- **WHAT IS ASKED**
Images appear in the records below; leave them out and repeat everything else exactly.

==========

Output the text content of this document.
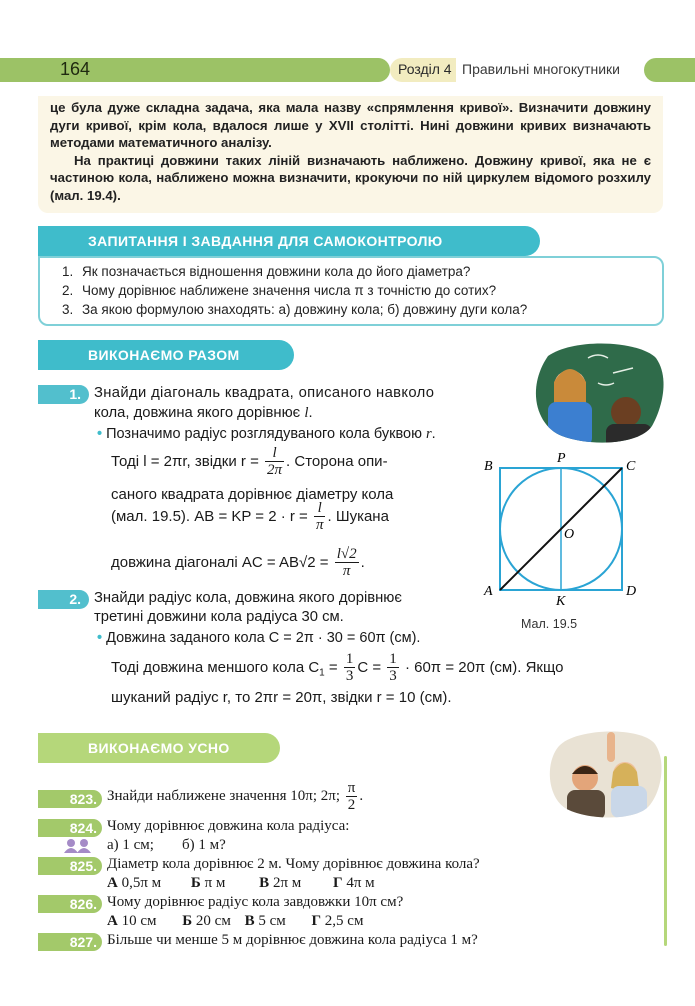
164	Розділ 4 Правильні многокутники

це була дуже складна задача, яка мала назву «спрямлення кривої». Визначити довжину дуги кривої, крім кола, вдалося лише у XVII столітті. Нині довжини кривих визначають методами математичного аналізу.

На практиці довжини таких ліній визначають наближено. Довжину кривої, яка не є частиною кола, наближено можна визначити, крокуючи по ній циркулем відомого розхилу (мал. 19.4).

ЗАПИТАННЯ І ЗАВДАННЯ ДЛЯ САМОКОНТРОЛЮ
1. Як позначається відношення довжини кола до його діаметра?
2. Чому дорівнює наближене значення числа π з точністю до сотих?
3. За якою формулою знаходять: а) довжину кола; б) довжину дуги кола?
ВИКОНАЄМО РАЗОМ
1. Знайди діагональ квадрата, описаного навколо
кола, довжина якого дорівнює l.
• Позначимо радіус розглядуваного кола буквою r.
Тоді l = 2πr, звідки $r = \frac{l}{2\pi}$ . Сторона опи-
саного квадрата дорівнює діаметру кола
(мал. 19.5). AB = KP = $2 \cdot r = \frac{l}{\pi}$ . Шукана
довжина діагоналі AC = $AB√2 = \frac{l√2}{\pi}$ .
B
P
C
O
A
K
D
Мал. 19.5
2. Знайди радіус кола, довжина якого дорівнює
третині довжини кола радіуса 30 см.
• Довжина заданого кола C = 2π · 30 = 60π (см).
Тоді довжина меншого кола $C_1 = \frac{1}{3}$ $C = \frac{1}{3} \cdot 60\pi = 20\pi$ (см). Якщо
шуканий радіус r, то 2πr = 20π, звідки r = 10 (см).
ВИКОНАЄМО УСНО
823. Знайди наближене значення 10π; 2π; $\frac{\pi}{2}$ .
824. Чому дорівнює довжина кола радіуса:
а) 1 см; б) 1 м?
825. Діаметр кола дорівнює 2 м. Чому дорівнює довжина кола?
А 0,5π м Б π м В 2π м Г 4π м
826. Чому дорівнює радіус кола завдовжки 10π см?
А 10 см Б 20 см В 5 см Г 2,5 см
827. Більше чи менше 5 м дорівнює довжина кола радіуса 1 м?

==========

- **FULL ANSWER**
Output the text content of this document.
164	Розділ 4 Правильні многокутники

це була дуже складна задача, яка мала назву «спрямлення кривої». Визначити довжину дуги кривої, крім кола, вдалося лише у XVII столітті. Нині довжини кривих визначають методами математичного аналізу.

На практиці довжини таких ліній визначають наближено. Довжину кривої, яка не є частиною кола, наближено можна визначити, крокуючи по ній циркулем відомого розхилу (мал. 19.4).

ЗАПИТАННЯ І ЗАВДАННЯ ДЛЯ САМОКОНТРОЛЮ
1. Як позначається відношення довжини кола до його діаметра?
2. Чому дорівнює наближене значення числа π з точністю до сотих?
3. За якою формулою знаходять: а) довжину кола; б) довжину дуги кола?
ВИКОНАЄМО РАЗОМ
1. Знайди діагональ квадрата, описаного навколо
кола, довжина якого дорівнює l.
• Позначимо радіус розглядуваного кола буквою r.
Тоді l = 2πr, звідки $r = \frac{l}{2\pi}$ . Сторона опи-
саного квадрата дорівнює діаметру кола
(мал. 19.5). AB = KP = $2 \cdot r = \frac{l}{\pi}$ . Шукана
довжина діагоналі AC = $AB√2 = \frac{l√2}{\pi}$ .
B
P
C
O
A
K
D
Мал. 19.5
2. Знайди радіус кола, довжина якого дорівнює
третині довжини кола радіуса 30 см.
• Довжина заданого кола C = 2π · 30 = 60π (см).
Тоді довжина меншого кола $C_1 = \frac{1}{3}$ $C = \frac{1}{3} \cdot 60\pi = 20\pi$ (см). Якщо
шуканий радіус r, то 2πr = 20π, звідки r = 10 (см).
ВИКОНАЄМО УСНО
823. Знайди наближене значення 10π; 2π; $\frac{\pi}{2}$ .
824. Чому дорівнює довжина кола радіуса:
а) 1 см; б) 1 м?
825. Діаметр кола дорівнює 2 м. Чому дорівнює довжина кола?
А 0,5π м Б π м В 2π м Г 4π м
826. Чому дорівнює радіус кола завдовжки 10π см?
А 10 см Б 20 см В 5 см Г 2,5 см
827. Більше чи менше 5 м дорівнює довжина кола радіуса 1 м?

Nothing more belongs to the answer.